▸ DATA SECTION:

+-------+

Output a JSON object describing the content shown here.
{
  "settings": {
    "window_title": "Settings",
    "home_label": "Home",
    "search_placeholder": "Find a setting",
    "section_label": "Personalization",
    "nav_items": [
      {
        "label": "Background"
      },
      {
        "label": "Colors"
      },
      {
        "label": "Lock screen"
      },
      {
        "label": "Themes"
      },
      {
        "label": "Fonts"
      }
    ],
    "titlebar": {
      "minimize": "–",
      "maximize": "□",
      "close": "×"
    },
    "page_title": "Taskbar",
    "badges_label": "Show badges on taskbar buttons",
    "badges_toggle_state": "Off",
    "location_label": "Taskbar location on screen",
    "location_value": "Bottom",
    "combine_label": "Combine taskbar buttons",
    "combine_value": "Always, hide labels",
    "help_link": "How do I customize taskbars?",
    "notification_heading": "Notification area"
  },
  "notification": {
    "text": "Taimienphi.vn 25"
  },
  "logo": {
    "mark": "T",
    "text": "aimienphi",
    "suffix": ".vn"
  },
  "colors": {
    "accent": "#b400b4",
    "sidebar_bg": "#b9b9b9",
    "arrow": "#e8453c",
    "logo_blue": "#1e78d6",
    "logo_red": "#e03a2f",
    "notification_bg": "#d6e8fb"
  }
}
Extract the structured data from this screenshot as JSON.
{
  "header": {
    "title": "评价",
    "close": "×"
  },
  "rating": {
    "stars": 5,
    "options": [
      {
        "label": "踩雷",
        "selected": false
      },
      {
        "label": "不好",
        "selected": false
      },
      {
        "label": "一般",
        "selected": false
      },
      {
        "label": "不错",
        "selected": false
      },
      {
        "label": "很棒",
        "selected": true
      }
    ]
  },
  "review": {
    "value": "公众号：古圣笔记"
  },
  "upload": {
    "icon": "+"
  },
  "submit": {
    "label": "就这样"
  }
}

+-------+

Every line of the data above should be copied exactly.

▸ RESPONSE FOR THIS EXERCISE:
Output a JSON object describing the content shown here.
{
  "settings": {
    "window_title": "Settings",
    "home_label": "Home",
    "search_placeholder": "Find a setting",
    "section_label": "Personalization",
    "nav_items": [
      {
        "label": "Background"
      },
      {
        "label": "Colors"
      },
      {
        "label": "Lock screen"
      },
      {
        "label": "Themes"
      },
      {
        "label": "Fonts"
      }
    ],
    "titlebar": {
      "minimize": "–",
      "maximize": "□",
      "close": "×"
    },
    "page_title": "Taskbar",
    "badges_label": "Show badges on taskbar buttons",
    "badges_toggle_state": "Off",
    "location_label": "Taskbar location on screen",
    "location_value": "Bottom",
    "combine_label": "Combine taskbar buttons",
    "combine_value": "Always, hide labels",
    "help_link": "How do I customize taskbars?",
    "notification_heading": "Notification area"
  },
  "notification": {
    "text": "Taimienphi.vn 25"
  },
  "logo": {
    "mark": "T",
    "text": "aimienphi",
    "suffix": ".vn"
  },
  "colors": {
    "accent": "#b400b4",
    "sidebar_bg": "#b9b9b9",
    "arrow": "#e8453c",
    "logo_blue": "#1e78d6",
    "logo_red": "#e03a2f",
    "notification_bg": "#d6e8fb"
  }
}
Extract the structured data from this screenshot as JSON.
{
  "header": {
    "title": "评价",
    "close": "×"
  },
  "rating": {
    "stars": 5,
    "options": [
      {
        "label": "踩雷",
        "selected": false
      },
      {
        "label": "不好",
        "selected": false
      },
      {
        "label": "一般",
        "selected": false
      },
      {
        "label": "不错",
        "selected": false
      },
      {
        "label": "很棒",
        "selected": true
      }
    ]
  },
  "review": {
    "value": "公众号：古圣笔记"
  },
  "upload": {
    "icon": "+"
  },
  "submit": {
    "label": "就这样"
  }
}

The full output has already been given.